PROVIDED ENTRIES:
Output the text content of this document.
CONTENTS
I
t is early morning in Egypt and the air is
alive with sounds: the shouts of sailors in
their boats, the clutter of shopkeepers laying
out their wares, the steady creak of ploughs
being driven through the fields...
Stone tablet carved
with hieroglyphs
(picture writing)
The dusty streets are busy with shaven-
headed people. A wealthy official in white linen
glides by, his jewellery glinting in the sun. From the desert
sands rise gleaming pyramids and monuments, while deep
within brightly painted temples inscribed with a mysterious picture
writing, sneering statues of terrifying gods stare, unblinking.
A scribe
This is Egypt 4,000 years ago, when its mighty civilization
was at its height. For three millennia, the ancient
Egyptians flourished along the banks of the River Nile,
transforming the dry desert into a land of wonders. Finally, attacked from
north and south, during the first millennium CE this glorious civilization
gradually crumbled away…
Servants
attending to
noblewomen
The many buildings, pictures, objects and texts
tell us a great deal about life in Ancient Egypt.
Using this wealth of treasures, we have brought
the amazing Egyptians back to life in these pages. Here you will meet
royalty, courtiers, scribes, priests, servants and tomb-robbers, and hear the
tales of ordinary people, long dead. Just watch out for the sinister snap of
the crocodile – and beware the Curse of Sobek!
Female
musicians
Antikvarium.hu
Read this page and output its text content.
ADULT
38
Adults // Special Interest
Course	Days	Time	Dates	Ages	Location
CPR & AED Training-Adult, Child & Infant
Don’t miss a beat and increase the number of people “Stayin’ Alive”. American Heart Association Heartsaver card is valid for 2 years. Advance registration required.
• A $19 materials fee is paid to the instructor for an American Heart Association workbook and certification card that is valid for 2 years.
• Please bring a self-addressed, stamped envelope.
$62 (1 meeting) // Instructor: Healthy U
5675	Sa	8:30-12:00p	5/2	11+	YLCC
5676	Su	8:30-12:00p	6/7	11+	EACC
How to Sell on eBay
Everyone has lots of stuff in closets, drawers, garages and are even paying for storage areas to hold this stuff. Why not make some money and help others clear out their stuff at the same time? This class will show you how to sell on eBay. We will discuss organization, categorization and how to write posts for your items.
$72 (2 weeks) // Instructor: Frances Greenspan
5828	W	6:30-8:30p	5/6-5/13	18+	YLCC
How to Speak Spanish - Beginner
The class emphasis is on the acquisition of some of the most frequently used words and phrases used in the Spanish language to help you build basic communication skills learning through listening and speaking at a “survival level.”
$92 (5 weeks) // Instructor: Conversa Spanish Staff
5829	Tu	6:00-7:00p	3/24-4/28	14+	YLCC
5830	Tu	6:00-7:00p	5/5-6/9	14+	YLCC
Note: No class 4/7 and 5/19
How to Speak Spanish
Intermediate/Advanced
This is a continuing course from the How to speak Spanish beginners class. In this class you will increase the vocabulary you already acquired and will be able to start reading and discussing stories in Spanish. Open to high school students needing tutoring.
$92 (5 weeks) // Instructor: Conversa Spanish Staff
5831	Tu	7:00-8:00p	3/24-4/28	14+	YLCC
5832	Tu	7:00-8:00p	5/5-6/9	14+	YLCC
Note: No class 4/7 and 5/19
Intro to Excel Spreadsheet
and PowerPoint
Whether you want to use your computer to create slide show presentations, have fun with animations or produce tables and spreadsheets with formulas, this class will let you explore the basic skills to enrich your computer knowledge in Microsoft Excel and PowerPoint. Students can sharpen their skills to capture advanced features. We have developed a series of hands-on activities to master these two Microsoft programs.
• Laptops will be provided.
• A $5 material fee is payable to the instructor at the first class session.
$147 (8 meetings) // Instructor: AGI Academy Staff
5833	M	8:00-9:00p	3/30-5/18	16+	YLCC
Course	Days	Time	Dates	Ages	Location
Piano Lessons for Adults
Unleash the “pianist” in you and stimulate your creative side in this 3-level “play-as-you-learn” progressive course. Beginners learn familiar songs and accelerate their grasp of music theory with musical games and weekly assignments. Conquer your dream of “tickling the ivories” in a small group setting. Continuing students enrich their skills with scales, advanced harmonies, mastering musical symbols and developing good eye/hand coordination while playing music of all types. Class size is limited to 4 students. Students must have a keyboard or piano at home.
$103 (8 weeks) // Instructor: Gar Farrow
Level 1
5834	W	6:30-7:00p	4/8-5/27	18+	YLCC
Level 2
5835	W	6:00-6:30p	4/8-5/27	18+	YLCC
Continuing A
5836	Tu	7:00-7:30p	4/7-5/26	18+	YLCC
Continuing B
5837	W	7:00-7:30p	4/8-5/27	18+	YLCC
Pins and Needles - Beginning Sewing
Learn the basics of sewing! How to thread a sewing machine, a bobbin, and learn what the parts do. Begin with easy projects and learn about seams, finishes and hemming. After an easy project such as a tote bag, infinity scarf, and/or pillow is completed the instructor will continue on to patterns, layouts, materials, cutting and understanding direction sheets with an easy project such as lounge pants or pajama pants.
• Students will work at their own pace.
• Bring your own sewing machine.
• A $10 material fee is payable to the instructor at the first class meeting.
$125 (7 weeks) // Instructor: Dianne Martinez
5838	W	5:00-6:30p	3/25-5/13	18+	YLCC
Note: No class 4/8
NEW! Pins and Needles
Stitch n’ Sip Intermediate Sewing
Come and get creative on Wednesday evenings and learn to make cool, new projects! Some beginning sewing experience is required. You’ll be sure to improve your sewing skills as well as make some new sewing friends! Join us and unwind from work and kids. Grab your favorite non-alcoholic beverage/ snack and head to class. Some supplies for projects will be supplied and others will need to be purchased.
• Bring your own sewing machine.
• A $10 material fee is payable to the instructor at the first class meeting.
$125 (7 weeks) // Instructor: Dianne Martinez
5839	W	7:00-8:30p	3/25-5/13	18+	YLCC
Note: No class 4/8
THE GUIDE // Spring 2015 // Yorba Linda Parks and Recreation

GOAL OF THE EXERCISE:
From the records above, pull out every line containing the word "PowerPoint".

THE ANSWER:
and PowerPoint
Whether you want to use your computer to create slide show presentations, have fun with animations or produce tables and spreadsheets with formulas, this class will let you explore the basic skills to enrich your computer knowledge in Microsoft Excel and PowerPoint. Students can sharpen their skills to capture advanced features. We have developed a series of hands-on activities to master these two Microsoft programs.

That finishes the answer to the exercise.